▸ **What is being asked**: Skip the pictures. Transcribe the rest of the data below without changing a word.

-- -- --

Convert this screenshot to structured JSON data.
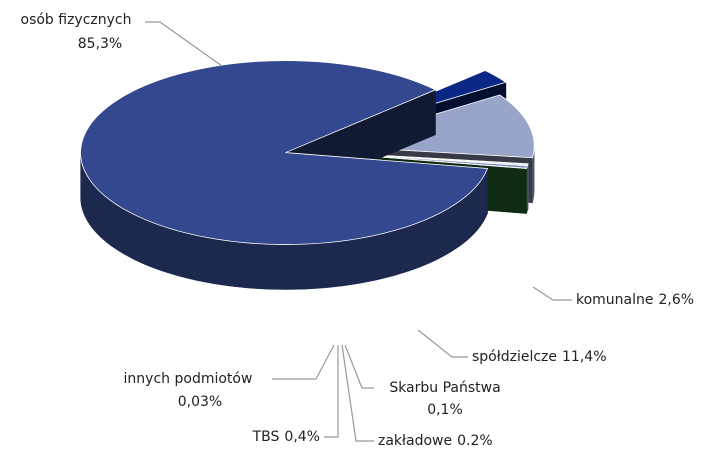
{
  "chart_data": {
    "type": "pie3d",
    "categories": [
      "osób fizycznych",
      "komunalne",
      "spółdzielcze",
      "Skarbu Państwa",
      "zakładowe",
      "TBS",
      "innych podmiotów"
    ],
    "values": [
      85.3,
      2.6,
      11.4,
      0.1,
      0.2,
      0.4,
      0.03
    ],
    "value_labels": [
      "85,3%",
      "2,6%",
      "11,4%",
      "0,1%",
      "0.2%",
      "0,4%",
      "0,03%"
    ],
    "colors": [
      "#34488f",
      "#0b2785",
      "#98a5c9",
      "#c9d0ea",
      "#b8c2e4",
      "#6f80bd",
      "#2f7a3a"
    ]
  }
}
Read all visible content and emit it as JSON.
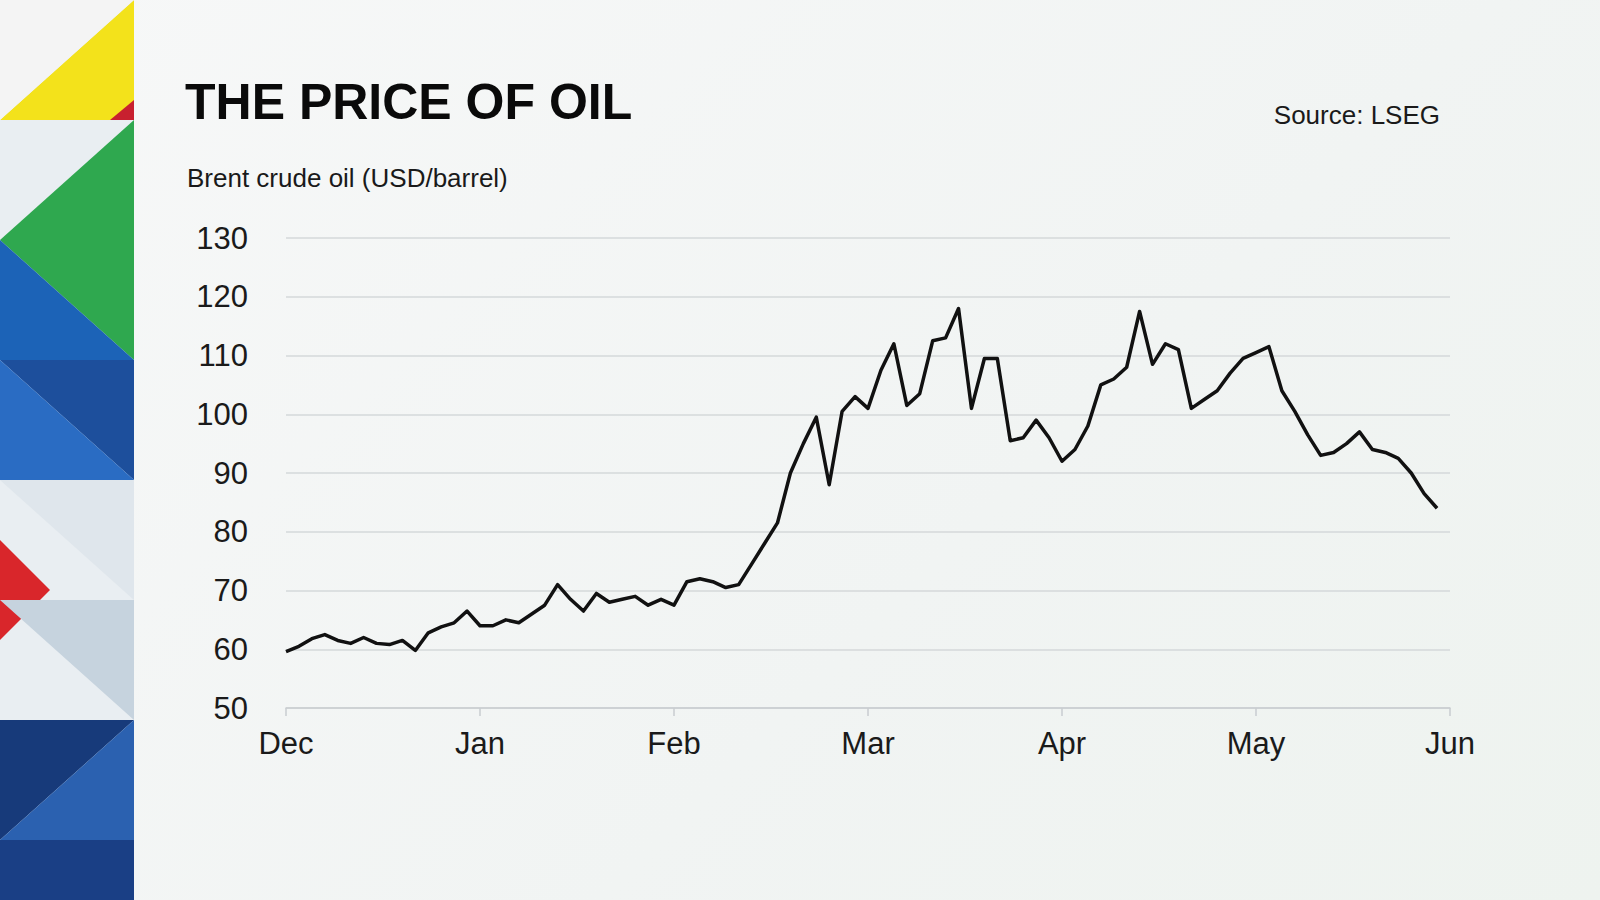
{
  "chart_data": {
    "type": "line",
    "title": "THE PRICE OF OIL",
    "subtitle": "Brent crude oil (USD/barrel)",
    "annotations": [
      "Source: LSEG"
    ],
    "categories": [
      "Dec",
      null,
      null,
      null,
      null,
      null,
      null,
      null,
      null,
      null,
      null,
      null,
      null,
      null,
      null,
      "Jan",
      null,
      null,
      null,
      null,
      null,
      null,
      null,
      null,
      null,
      null,
      null,
      null,
      null,
      null,
      "Feb",
      null,
      null,
      null,
      null,
      null,
      null,
      null,
      null,
      null,
      null,
      null,
      null,
      null,
      null,
      "Mar",
      null,
      null,
      null,
      null,
      null,
      null,
      null,
      null,
      null,
      null,
      null,
      null,
      null,
      null,
      "Apr",
      null,
      null,
      null,
      null,
      null,
      null,
      null,
      null,
      null,
      null,
      null,
      null,
      null,
      null,
      "May",
      null,
      null,
      null,
      null,
      null,
      null,
      null,
      null,
      null,
      null,
      null,
      null,
      null,
      null,
      "Jun"
    ],
    "values": [
      59.6,
      60.5,
      61.8,
      62.5,
      61.5,
      61,
      62,
      61,
      60.8,
      61.5,
      59.8,
      62.8,
      63.8,
      64.5,
      66.5,
      64,
      64,
      65,
      64.5,
      66,
      67.5,
      71,
      68.5,
      66.5,
      69.5,
      68,
      68.5,
      69,
      67.5,
      68.5,
      67.5,
      71.5,
      72,
      71.5,
      70.5,
      71,
      74.5,
      78,
      81.5,
      90,
      95,
      99.5,
      88,
      100.5,
      103,
      101,
      107.5,
      112,
      101.5,
      103.5,
      112.5,
      113,
      118,
      101,
      109.5,
      109.5,
      95.5,
      96,
      99,
      96,
      92,
      94,
      98,
      105,
      106,
      108,
      117.5,
      108.5,
      112,
      111,
      101,
      102.5,
      104,
      107,
      109.5,
      110.5,
      111.5,
      104,
      100.5,
      96.5,
      93,
      93.5,
      95,
      97,
      94,
      93.5,
      92.5,
      90,
      86.5,
      84,
      null
    ],
    "color": "#111111",
    "ylim": [
      50,
      130
    ],
    "yticks": [
      50,
      60,
      70,
      80,
      90,
      100,
      110,
      120,
      130
    ],
    "grid": true
  }
}
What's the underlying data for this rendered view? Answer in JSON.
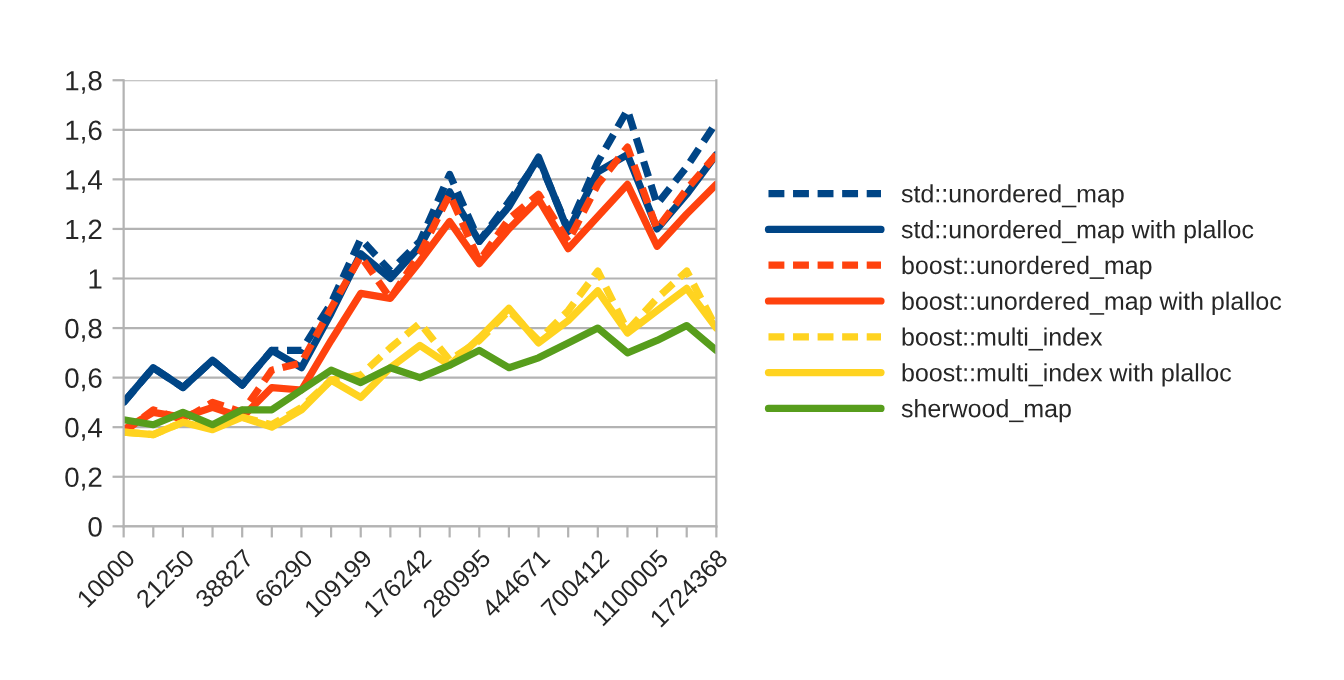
{
  "chart_data": {
    "type": "line",
    "categories": [
      "10000",
      null,
      "21250",
      null,
      "38827",
      null,
      "66290",
      null,
      "109199",
      null,
      "176242",
      null,
      "280995",
      null,
      "444671",
      null,
      "700412",
      null,
      "1100005",
      null,
      "1724368"
    ],
    "series": [
      {
        "name": "std::unordered_map",
        "color": "#004586",
        "line_style": "dashed",
        "values": [
          0.5,
          0.64,
          0.56,
          0.67,
          0.57,
          0.71,
          0.71,
          0.9,
          1.16,
          1.03,
          1.15,
          1.42,
          1.15,
          1.31,
          1.48,
          1.2,
          1.47,
          1.68,
          1.3,
          1.45,
          1.63
        ]
      },
      {
        "name": "std::unordered_map with plalloc",
        "color": "#004586",
        "line_style": "solid",
        "values": [
          0.5,
          0.64,
          0.56,
          0.67,
          0.57,
          0.71,
          0.64,
          0.86,
          1.1,
          1.0,
          1.13,
          1.35,
          1.15,
          1.29,
          1.49,
          1.19,
          1.43,
          1.5,
          1.2,
          1.34,
          1.5
        ]
      },
      {
        "name": "boost::unordered_map",
        "color": "#ff420e",
        "line_style": "dashed",
        "values": [
          0.38,
          0.47,
          0.43,
          0.5,
          0.46,
          0.63,
          0.66,
          0.88,
          1.09,
          0.92,
          1.1,
          1.34,
          1.07,
          1.24,
          1.34,
          1.15,
          1.38,
          1.53,
          1.2,
          1.36,
          1.5
        ]
      },
      {
        "name": "boost::unordered_map with plalloc",
        "color": "#ff420e",
        "line_style": "solid",
        "values": [
          0.39,
          0.46,
          0.44,
          0.48,
          0.44,
          0.56,
          0.55,
          0.75,
          0.94,
          0.92,
          1.07,
          1.23,
          1.06,
          1.2,
          1.32,
          1.12,
          1.25,
          1.38,
          1.13,
          1.26,
          1.38
        ]
      },
      {
        "name": "boost::multi_index",
        "color": "#ffd320",
        "line_style": "dashed",
        "values": [
          0.38,
          0.37,
          0.42,
          0.4,
          0.44,
          0.41,
          0.48,
          0.59,
          0.61,
          0.72,
          0.82,
          0.67,
          0.75,
          0.87,
          0.75,
          0.87,
          1.03,
          0.79,
          0.92,
          1.03,
          0.8
        ]
      },
      {
        "name": "boost::multi_index with plalloc",
        "color": "#ffd320",
        "line_style": "solid",
        "values": [
          0.38,
          0.37,
          0.42,
          0.39,
          0.44,
          0.4,
          0.47,
          0.59,
          0.52,
          0.64,
          0.73,
          0.65,
          0.76,
          0.88,
          0.74,
          0.83,
          0.95,
          0.78,
          0.87,
          0.96,
          0.8
        ]
      },
      {
        "name": "sherwood_map",
        "color": "#579d1c",
        "line_style": "solid",
        "values": [
          0.43,
          0.41,
          0.46,
          0.41,
          0.47,
          0.47,
          0.55,
          0.63,
          0.58,
          0.64,
          0.6,
          0.65,
          0.71,
          0.64,
          0.68,
          0.74,
          0.8,
          0.7,
          0.75,
          0.81,
          0.71
        ]
      }
    ],
    "ylim": [
      0,
      1.8
    ],
    "yticks": [
      0,
      {
        "value": 0.2,
        "label": "0,2"
      },
      {
        "value": 0.4,
        "label": "0,4"
      },
      {
        "value": 0.6,
        "label": "0,6"
      },
      {
        "value": 0.8,
        "label": "0,8"
      },
      1,
      {
        "value": 1.2,
        "label": "1,2"
      },
      {
        "value": 1.4,
        "label": "1,4"
      },
      {
        "value": 1.6,
        "label": "1,6"
      },
      {
        "value": 1.8,
        "label": "1,8"
      }
    ],
    "grid": "y",
    "legend": "right",
    "marker": "none"
  }
}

-- -- --

▸ **Answer to the problem**:
Convert this screenshot to structured JSON data.
{
  "chart_data": {
    "type": "pie3d",
    "categories": [
      "osób fizycznych",
      "komunalne",
      "spółdzielcze",
      "Skarbu Państwa",
      "zakładowe",
      "TBS",
      "innych podmiotów"
    ],
    "values": [
      85.3,
      2.6,
      11.4,
      0.1,
      0.2,
      0.4,
      0.03
    ],
    "value_labels": [
      "85,3%",
      "2,6%",
      "11,4%",
      "0,1%",
      "0.2%",
      "0,4%",
      "0,03%"
    ],
    "colors": [
      "#34488f",
      "#0b2785",
      "#98a5c9",
      "#c9d0ea",
      "#b8c2e4",
      "#6f80bd",
      "#2f7a3a"
    ]
  }
}
Read all visible content and emit it as JSON.
{
  "chart_data": {
    "type": "line",
    "title": "THE PRICE OF OIL",
    "subtitle": "Brent crude oil (USD/barrel)",
    "annotations": [
      "Source: LSEG"
    ],
    "categories": [
      "Dec",
      null,
      null,
      null,
      null,
      null,
      null,
      null,
      null,
      null,
      null,
      null,
      null,
      null,
      null,
      "Jan",
      null,
      null,
      null,
      null,
      null,
      null,
      null,
      null,
      null,
      null,
      null,
      null,
      null,
      null,
      "Feb",
      null,
      null,
      null,
      null,
      null,
      null,
      null,
      null,
      null,
      null,
      null,
      null,
      null,
      null,
      "Mar",
      null,
      null,
      null,
      null,
      null,
      null,
      null,
      null,
      null,
      null,
      null,
      null,
      null,
      null,
      "Apr",
      null,
      null,
      null,
      null,
      null,
      null,
      null,
      null,
      null,
      null,
      null,
      null,
      null,
      null,
      "May",
      null,
      null,
      null,
      null,
      null,
      null,
      null,
      null,
      null,
      null,
      null,
      null,
      null,
      null,
      "Jun"
    ],
    "values": [
      59.6,
      60.5,
      61.8,
      62.5,
      61.5,
      61,
      62,
      61,
      60.8,
      61.5,
      59.8,
      62.8,
      63.8,
      64.5,
      66.5,
      64,
      64,
      65,
      64.5,
      66,
      67.5,
      71,
      68.5,
      66.5,
      69.5,
      68,
      68.5,
      69,
      67.5,
      68.5,
      67.5,
      71.5,
      72,
      71.5,
      70.5,
      71,
      74.5,
      78,
      81.5,
      90,
      95,
      99.5,
      88,
      100.5,
      103,
      101,
      107.5,
      112,
      101.5,
      103.5,
      112.5,
      113,
      118,
      101,
      109.5,
      109.5,
      95.5,
      96,
      99,
      96,
      92,
      94,
      98,
      105,
      106,
      108,
      117.5,
      108.5,
      112,
      111,
      101,
      102.5,
      104,
      107,
      109.5,
      110.5,
      111.5,
      104,
      100.5,
      96.5,
      93,
      93.5,
      95,
      97,
      94,
      93.5,
      92.5,
      90,
      86.5,
      84,
      null
    ],
    "color": "#111111",
    "ylim": [
      50,
      130
    ],
    "yticks": [
      50,
      60,
      70,
      80,
      90,
      100,
      110,
      120,
      130
    ],
    "grid": true
  }
}
What's the underlying data for this rendered view? Answer in JSON.
{
  "chart_data": {
    "type": "line",
    "categories": [
      "10000",
      null,
      "21250",
      null,
      "38827",
      null,
      "66290",
      null,
      "109199",
      null,
      "176242",
      null,
      "280995",
      null,
      "444671",
      null,
      "700412",
      null,
      "1100005",
      null,
      "1724368"
    ],
    "series": [
      {
        "name": "std::unordered_map",
        "color": "#004586",
        "line_style": "dashed",
        "values": [
          0.5,
          0.64,
          0.56,
          0.67,
          0.57,
          0.71,
          0.71,
          0.9,
          1.16,
          1.03,
          1.15,
          1.42,
          1.15,
          1.31,
          1.48,
          1.2,
          1.47,
          1.68,
          1.3,
          1.45,
          1.63
        ]
      },
      {
        "name": "std::unordered_map with plalloc",
        "color": "#004586",
        "line_style": "solid",
        "values": [
          0.5,
          0.64,
          0.56,
          0.67,
          0.57,
          0.71,
          0.64,
          0.86,
          1.1,
          1.0,
          1.13,
          1.35,
          1.15,
          1.29,
          1.49,
          1.19,
          1.43,
          1.5,
          1.2,
          1.34,
          1.5
        ]
      },
      {
        "name": "boost::unordered_map",
        "color": "#ff420e",
        "line_style": "dashed",
        "values": [
          0.38,
          0.47,
          0.43,
          0.5,
          0.46,
          0.63,
          0.66,
          0.88,
          1.09,
          0.92,
          1.1,
          1.34,
          1.07,
          1.24,
          1.34,
          1.15,
          1.38,
          1.53,
          1.2,
          1.36,
          1.5
        ]
      },
      {
        "name": "boost::unordered_map with plalloc",
        "color": "#ff420e",
        "line_style": "solid",
        "values": [
          0.39,
          0.46,
          0.44,
          0.48,
          0.44,
          0.56,
          0.55,
          0.75,
          0.94,
          0.92,
          1.07,
          1.23,
          1.06,
          1.2,
          1.32,
          1.12,
          1.25,
          1.38,
          1.13,
          1.26,
          1.38
        ]
      },
      {
        "name": "boost::multi_index",
        "color": "#ffd320",
        "line_style": "dashed",
        "values": [
          0.38,
          0.37,
          0.42,
          0.4,
          0.44,
          0.41,
          0.48,
          0.59,
          0.61,
          0.72,
          0.82,
          0.67,
          0.75,
          0.87,
          0.75,
          0.87,
          1.03,
          0.79,
          0.92,
          1.03,
          0.8
        ]
      },
      {
        "name": "boost::multi_index with plalloc",
        "color": "#ffd320",
        "line_style": "solid",
        "values": [
          0.38,
          0.37,
          0.42,
          0.39,
          0.44,
          0.4,
          0.47,
          0.59,
          0.52,
          0.64,
          0.73,
          0.65,
          0.76,
          0.88,
          0.74,
          0.83,
          0.95,
          0.78,
          0.87,
          0.96,
          0.8
        ]
      },
      {
        "name": "sherwood_map",
        "color": "#579d1c",
        "line_style": "solid",
        "values": [
          0.43,
          0.41,
          0.46,
          0.41,
          0.47,
          0.47,
          0.55,
          0.63,
          0.58,
          0.64,
          0.6,
          0.65,
          0.71,
          0.64,
          0.68,
          0.74,
          0.8,
          0.7,
          0.75,
          0.81,
          0.71
        ]
      }
    ],
    "ylim": [
      0,
      1.8
    ],
    "yticks": [
      0,
      {
        "value": 0.2,
        "label": "0,2"
      },
      {
        "value": 0.4,
        "label": "0,4"
      },
      {
        "value": 0.6,
        "label": "0,6"
      },
      {
        "value": 0.8,
        "label": "0,8"
      },
      1,
      {
        "value": 1.2,
        "label": "1,2"
      },
      {
        "value": 1.4,
        "label": "1,4"
      },
      {
        "value": 1.6,
        "label": "1,6"
      },
      {
        "value": 1.8,
        "label": "1,8"
      }
    ],
    "grid": "y",
    "legend": "right",
    "marker": "none"
  }
}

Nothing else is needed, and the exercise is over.